--- What you are asked to do ---
Pull out every line below holding the word "autres".

--- Information shown ---

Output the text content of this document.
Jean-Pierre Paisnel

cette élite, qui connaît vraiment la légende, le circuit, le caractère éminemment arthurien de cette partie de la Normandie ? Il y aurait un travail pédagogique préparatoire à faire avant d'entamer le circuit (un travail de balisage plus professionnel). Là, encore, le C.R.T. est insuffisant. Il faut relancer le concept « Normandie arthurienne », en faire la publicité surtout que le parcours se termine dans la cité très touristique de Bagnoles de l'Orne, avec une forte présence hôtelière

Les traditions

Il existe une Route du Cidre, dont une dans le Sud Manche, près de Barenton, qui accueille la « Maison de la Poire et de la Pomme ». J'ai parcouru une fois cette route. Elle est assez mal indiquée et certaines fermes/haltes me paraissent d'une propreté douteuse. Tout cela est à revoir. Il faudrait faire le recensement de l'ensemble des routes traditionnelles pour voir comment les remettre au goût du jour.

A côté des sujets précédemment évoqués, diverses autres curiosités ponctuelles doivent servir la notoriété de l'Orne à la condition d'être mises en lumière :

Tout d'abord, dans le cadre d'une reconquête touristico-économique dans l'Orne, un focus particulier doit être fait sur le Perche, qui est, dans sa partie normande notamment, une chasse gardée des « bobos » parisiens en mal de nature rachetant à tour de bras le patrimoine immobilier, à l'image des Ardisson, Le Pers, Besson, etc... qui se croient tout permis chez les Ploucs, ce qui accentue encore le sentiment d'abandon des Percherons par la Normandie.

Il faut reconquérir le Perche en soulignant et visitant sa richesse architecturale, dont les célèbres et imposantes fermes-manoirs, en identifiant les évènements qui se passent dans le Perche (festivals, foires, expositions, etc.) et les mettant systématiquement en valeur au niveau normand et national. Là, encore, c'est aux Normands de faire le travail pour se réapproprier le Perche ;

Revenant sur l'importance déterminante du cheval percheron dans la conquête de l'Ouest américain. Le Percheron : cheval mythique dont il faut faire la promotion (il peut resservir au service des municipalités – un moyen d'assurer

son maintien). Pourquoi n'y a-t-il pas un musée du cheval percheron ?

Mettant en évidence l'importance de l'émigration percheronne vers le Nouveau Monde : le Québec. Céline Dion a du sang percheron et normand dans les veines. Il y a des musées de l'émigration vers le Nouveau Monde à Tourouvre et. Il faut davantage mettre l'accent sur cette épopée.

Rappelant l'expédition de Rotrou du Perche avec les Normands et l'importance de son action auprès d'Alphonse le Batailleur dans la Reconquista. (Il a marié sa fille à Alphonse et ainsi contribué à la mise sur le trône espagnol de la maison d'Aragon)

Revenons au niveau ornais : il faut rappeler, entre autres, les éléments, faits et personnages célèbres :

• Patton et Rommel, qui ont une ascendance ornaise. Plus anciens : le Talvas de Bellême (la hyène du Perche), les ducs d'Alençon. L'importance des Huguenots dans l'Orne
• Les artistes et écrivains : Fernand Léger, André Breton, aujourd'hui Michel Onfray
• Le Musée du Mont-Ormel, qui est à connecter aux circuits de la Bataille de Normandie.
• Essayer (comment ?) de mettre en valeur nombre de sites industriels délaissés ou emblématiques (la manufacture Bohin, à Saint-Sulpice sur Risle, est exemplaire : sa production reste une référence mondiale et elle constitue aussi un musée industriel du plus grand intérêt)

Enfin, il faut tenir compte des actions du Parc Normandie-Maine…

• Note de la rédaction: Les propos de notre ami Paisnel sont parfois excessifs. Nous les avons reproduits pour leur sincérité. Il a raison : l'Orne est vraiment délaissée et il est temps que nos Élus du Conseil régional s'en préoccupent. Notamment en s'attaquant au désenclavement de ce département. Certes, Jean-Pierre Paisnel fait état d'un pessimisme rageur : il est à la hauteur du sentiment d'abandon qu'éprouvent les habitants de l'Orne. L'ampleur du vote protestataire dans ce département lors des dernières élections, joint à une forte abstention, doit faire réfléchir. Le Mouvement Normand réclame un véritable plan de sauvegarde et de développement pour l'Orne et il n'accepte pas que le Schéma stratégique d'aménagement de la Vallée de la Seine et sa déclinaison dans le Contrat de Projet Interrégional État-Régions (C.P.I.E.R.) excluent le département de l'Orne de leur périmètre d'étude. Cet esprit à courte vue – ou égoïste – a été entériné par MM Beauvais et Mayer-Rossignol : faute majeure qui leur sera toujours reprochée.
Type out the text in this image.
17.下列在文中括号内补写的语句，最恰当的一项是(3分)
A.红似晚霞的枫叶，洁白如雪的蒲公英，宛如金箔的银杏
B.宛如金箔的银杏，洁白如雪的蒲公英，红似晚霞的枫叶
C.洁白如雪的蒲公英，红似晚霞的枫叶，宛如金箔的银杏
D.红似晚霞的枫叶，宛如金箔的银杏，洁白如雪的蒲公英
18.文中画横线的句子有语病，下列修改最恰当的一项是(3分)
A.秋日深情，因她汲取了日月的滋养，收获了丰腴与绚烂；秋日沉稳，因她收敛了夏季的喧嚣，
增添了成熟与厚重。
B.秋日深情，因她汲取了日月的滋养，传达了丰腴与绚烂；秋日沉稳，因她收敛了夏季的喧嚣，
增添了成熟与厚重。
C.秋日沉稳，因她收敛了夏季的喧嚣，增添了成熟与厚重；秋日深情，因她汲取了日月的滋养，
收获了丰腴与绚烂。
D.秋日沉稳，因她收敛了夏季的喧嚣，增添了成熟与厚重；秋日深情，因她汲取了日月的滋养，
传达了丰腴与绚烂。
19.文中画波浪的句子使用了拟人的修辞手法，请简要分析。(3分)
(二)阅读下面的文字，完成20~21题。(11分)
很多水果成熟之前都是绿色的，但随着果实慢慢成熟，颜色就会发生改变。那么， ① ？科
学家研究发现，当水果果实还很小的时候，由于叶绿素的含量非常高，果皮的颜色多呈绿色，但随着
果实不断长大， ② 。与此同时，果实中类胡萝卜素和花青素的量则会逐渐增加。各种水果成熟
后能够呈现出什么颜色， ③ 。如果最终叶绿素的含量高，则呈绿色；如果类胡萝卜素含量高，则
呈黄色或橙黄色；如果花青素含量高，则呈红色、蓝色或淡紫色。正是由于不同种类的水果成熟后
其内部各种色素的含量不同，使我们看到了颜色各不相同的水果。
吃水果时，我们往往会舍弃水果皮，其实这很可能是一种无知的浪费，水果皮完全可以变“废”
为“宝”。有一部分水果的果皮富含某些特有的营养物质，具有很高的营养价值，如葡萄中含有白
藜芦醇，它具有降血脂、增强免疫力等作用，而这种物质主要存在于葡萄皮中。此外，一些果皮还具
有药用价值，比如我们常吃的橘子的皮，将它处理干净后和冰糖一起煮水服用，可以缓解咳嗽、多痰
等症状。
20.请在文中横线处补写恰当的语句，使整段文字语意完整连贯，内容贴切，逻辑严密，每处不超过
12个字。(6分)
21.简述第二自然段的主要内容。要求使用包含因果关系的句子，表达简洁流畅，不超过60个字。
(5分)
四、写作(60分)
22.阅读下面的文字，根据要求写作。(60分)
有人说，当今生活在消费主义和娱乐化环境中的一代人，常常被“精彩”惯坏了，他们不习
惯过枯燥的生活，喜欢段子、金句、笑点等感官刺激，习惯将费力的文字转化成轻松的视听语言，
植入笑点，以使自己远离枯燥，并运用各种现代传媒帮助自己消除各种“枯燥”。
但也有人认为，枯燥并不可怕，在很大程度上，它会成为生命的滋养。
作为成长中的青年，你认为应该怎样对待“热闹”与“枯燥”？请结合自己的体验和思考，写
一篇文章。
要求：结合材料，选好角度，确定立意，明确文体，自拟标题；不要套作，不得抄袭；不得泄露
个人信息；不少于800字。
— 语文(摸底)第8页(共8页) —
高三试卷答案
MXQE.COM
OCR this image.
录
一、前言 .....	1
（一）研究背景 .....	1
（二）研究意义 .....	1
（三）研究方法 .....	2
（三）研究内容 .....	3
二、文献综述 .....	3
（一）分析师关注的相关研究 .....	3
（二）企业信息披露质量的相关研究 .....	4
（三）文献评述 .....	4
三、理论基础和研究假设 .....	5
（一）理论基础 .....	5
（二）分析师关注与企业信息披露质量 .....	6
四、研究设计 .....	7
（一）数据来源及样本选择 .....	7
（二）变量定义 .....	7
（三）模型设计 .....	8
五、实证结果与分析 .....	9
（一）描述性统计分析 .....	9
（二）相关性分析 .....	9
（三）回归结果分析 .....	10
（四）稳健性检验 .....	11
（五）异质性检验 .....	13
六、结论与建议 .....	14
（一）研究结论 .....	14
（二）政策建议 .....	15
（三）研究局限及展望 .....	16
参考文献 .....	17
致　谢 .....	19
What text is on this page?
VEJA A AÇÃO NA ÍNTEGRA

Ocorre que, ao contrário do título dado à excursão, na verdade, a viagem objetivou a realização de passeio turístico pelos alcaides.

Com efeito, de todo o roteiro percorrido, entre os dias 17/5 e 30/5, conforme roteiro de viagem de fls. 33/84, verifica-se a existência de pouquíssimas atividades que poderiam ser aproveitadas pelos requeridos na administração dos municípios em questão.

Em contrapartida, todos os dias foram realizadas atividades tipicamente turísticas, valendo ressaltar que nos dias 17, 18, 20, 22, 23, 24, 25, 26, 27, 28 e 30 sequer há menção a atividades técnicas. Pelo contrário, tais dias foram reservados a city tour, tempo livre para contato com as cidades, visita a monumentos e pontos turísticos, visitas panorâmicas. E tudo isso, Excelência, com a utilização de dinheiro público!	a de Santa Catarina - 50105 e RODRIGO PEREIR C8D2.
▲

--- Task output ---
A côté des sujets précédemment évoqués, diverses autres curiosités ponctuelles doivent servir la notoriété de l'Orne à la condition d'être mises en lumière :
Revenons au niveau ornais : il faut rappeler, entre autres, les éléments, faits et personnages célèbres :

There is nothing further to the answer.